## SHORT EXERCISE
Lines containing the word "Universitas" are to be located and copied.
======== SUPPLIED INFORMATION ========
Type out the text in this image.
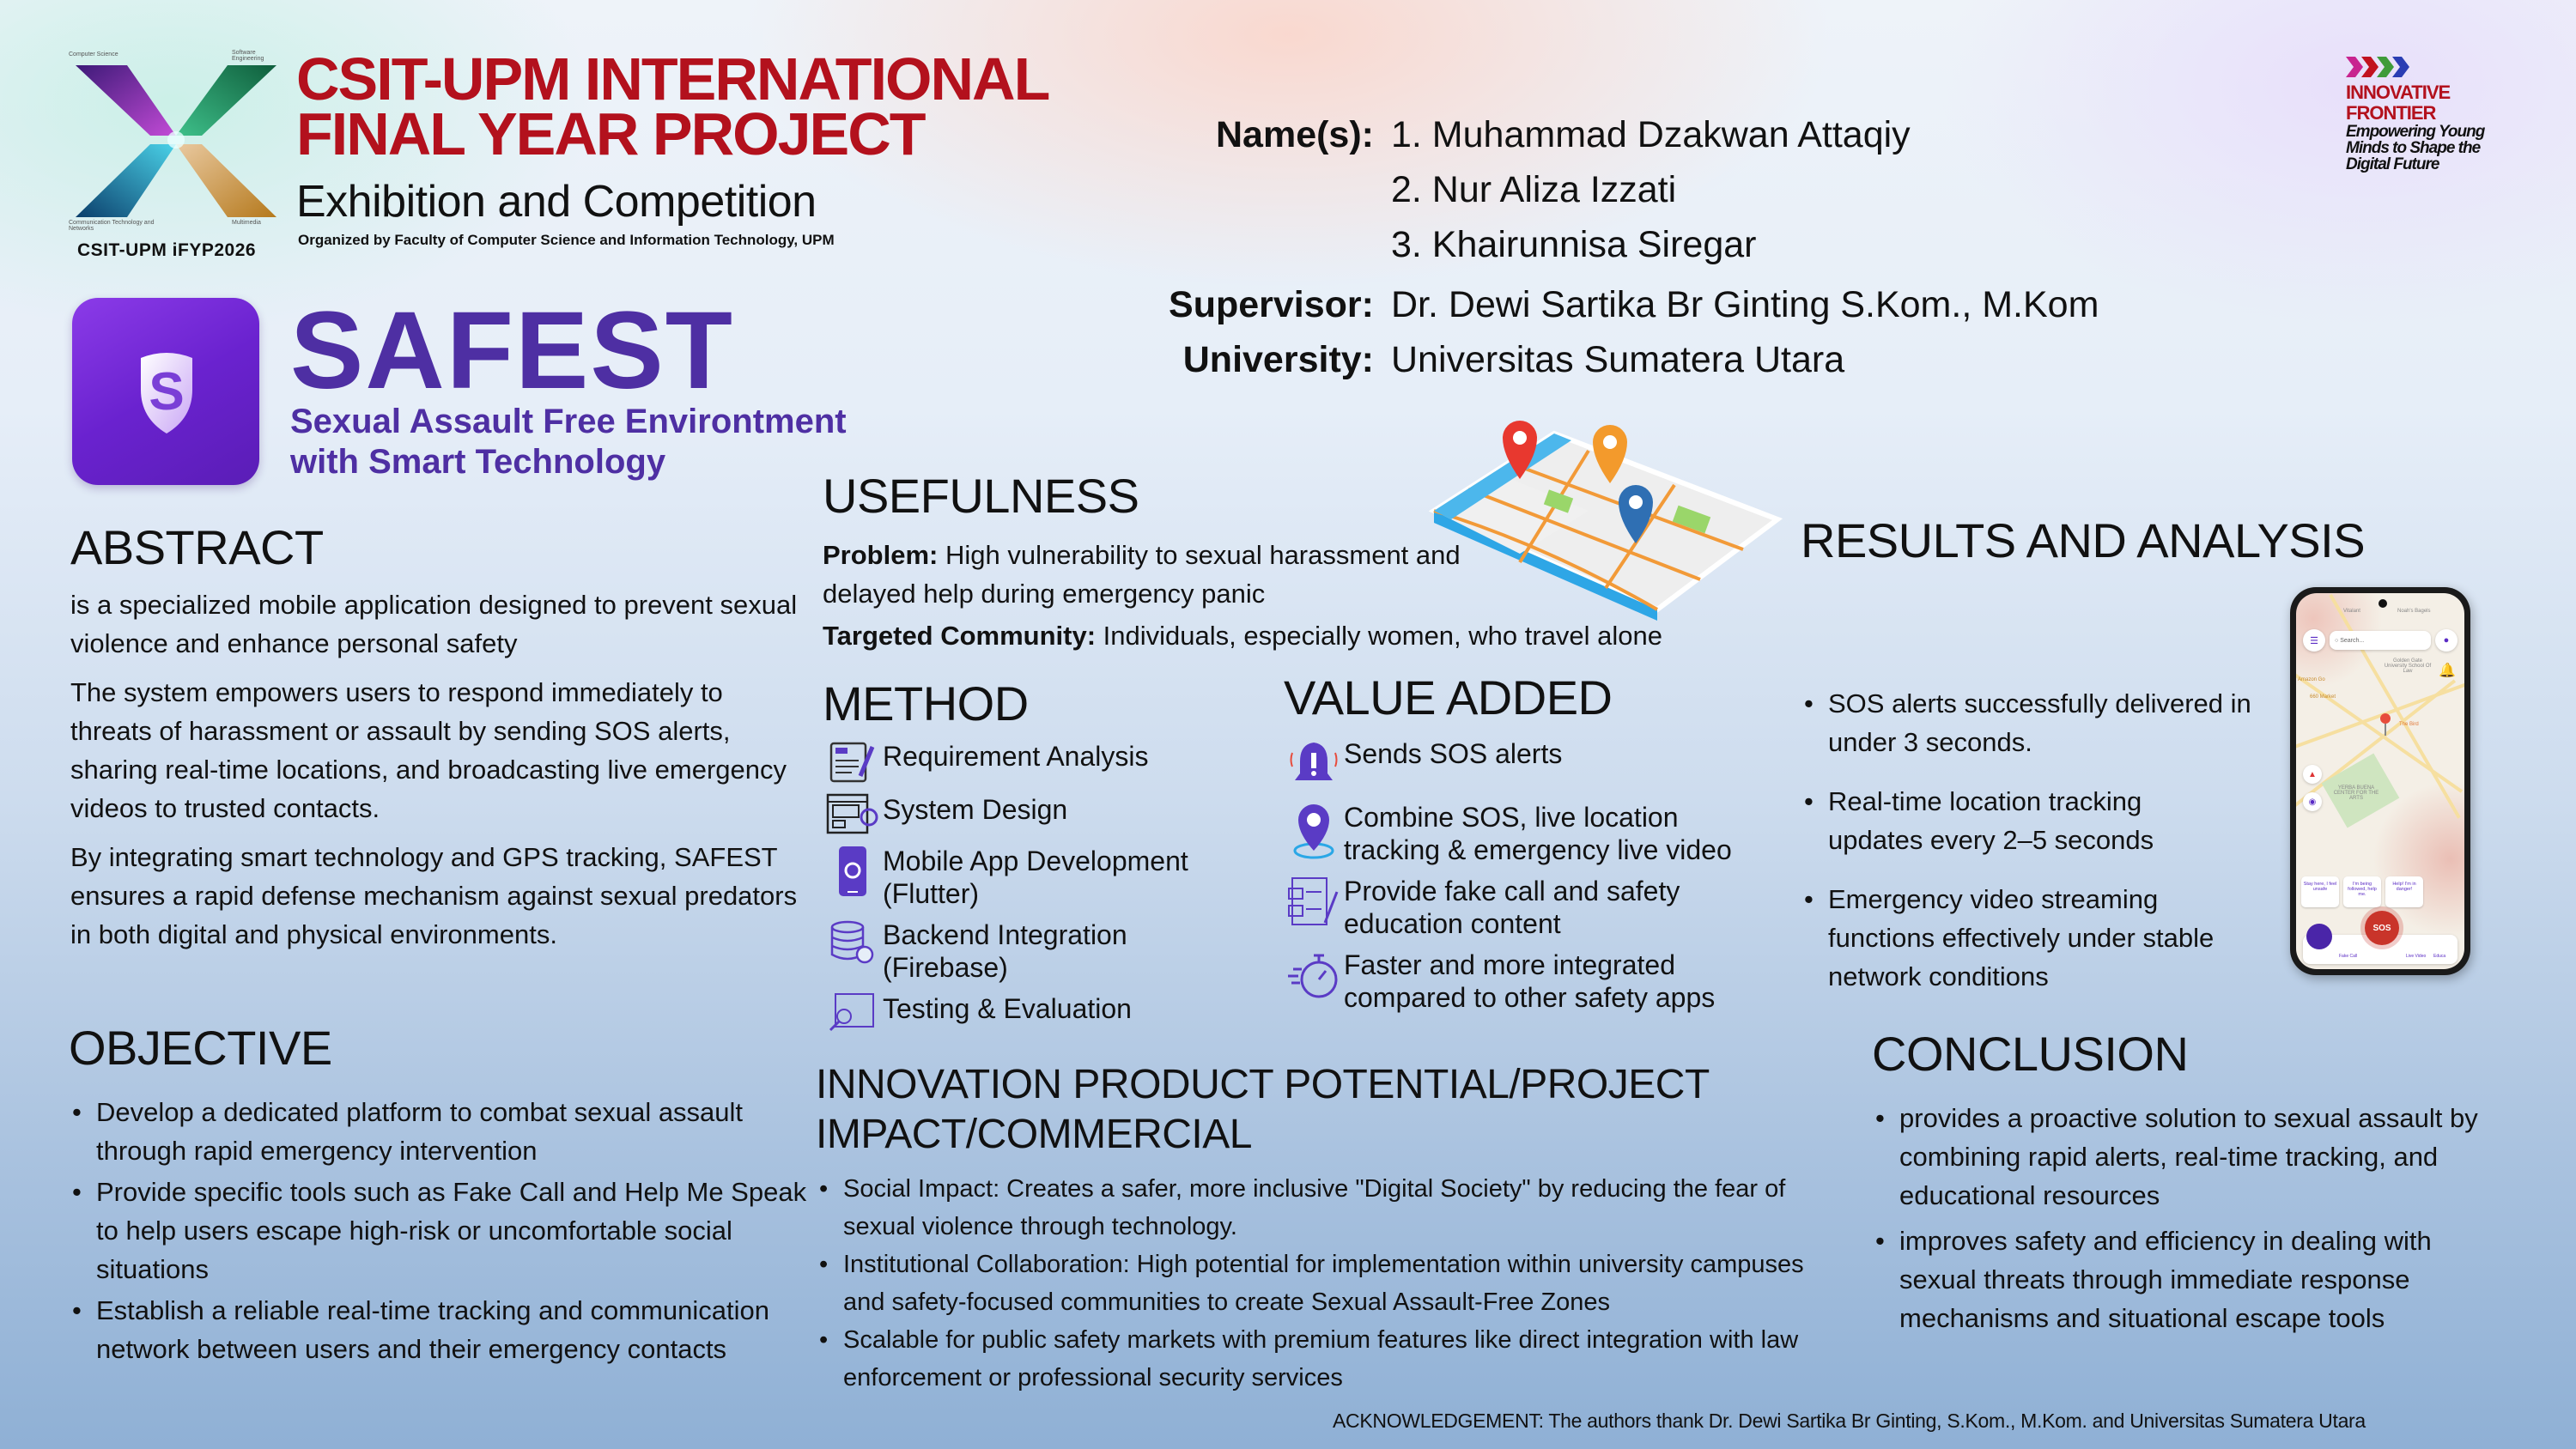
Computer Science	Software Engineering
Communication Technology and Networks
Multimedia
CSIT-UPM iFYP2026
CSIT-UPM INTERNATIONAL
FINAL YEAR PROJECT
Exhibition and Competition
Organized by Faculty of Computer Science and Information Technology, UPM
INNOVATIVE
FRONTIER
Empowering Young Minds to Shape the Digital Future
Name(s): 1. Muhammad Dzakwan Attaqiy
2. Nur Aliza Izzati
3. Khairunnisa Siregar
Supervisor: Dr. Dewi Sartika Br Ginting S.Kom., M.Kom
University: Universitas Sumatera Utara
S SAFEST
Sexual Assault Free Environtment
with Smart Technology
ABSTRACT
is a specialized mobile application designed to prevent sexual violence and enhance personal safety
The system empowers users to respond immediately to threats of harassment or assault by sending SOS alerts, sharing real-time locations, and broadcasting live emergency videos to trusted contacts.
By integrating smart technology and GPS tracking, SAFEST ensures a rapid defense mechanism against sexual predators in both digital and physical environments.
OBJECTIVE
• Develop a dedicated platform to combat sexual assault through rapid emergency intervention
• Provide specific tools such as Fake Call and Help Me Speak to help users escape high-risk or uncomfortable social situations
• Establish a reliable real-time tracking and communication network between users and their emergency contacts
USEFULNESS
Problem: High vulnerability to sexual harassment and delayed help during emergency panic
Targeted Community: Individuals, especially women, who travel alone
METHOD
Requirement Analysis
System Design
Mobile App Development (Flutter)
Backend Integration (Firebase)
Testing & Evaluation
VALUE ADDED
Sends SOS alerts
Combine SOS, live location tracking & emergency live video
Provide fake call and safety education content
Faster and more integrated compared to other safety apps
INNOVATION PRODUCT POTENTIAL/PROJECT IMPACT/COMMERCIAL
• Social Impact: Creates a safer, more inclusive "Digital Society" by reducing the fear of sexual violence through technology.
• Institutional Collaboration: High potential for implementation within university campuses and safety-focused communities to create Sexual Assault-Free Zones
• Scalable for public safety markets with premium features like direct integration with law enforcement or professional security services
RESULTS AND ANALYSIS
• SOS alerts successfully delivered in under 3 seconds.
• Real-time location tracking updates every 2–5 seconds
• Emergency video streaming functions effectively under stable network conditions
Vitalant	Noah's Bagels
Golden Gate University School Of Law
Amazon Go
660 Market
The Bird
YERBA BUENA CENTER FOR THE ARTS
☰	○ Search...	●
🔔
▲
◉
Stay here, I feel unsafe
I'm being followed, help me.
Help! I'm in danger!
SOS
Fake Call	Live Video Educa
CONCLUSION
• provides a proactive solution to sexual assault by combining rapid alerts, real-time tracking, and educational resources
• improves safety and efficiency in dealing with sexual threats through immediate response mechanisms and situational escape tools
ACKNOWLEDGEMENT: The authors thank Dr. Dewi Sartika Br Ginting, S.Kom., M.Kom. and Universitas Sumatera Utara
========
## RESULT FOR THIS EXERCISE
University: Universitas Sumatera Utara
ACKNOWLEDGEMENT: The authors thank Dr. Dewi Sartika Br Ginting, S.Kom., M.Kom. and Universitas Sumatera Utara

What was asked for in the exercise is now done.